» **REQUIRED TASK**
How many lines in the entries below include the string "form"? Answer with the number only.

○ ○ ○ ○

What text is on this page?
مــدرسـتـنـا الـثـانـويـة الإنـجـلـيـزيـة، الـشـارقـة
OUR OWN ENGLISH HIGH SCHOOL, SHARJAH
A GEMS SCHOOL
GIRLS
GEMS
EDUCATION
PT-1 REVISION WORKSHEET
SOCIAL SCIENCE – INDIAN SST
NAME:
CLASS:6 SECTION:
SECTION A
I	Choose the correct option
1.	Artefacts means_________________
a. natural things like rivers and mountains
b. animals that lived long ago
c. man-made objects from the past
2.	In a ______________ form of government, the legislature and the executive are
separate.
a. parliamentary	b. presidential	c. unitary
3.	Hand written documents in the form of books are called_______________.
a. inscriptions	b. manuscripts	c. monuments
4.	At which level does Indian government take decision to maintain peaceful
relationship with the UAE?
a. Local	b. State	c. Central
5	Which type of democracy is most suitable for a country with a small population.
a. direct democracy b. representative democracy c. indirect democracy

○ ○ ○ ○

» **RESPONSE BELOW**
2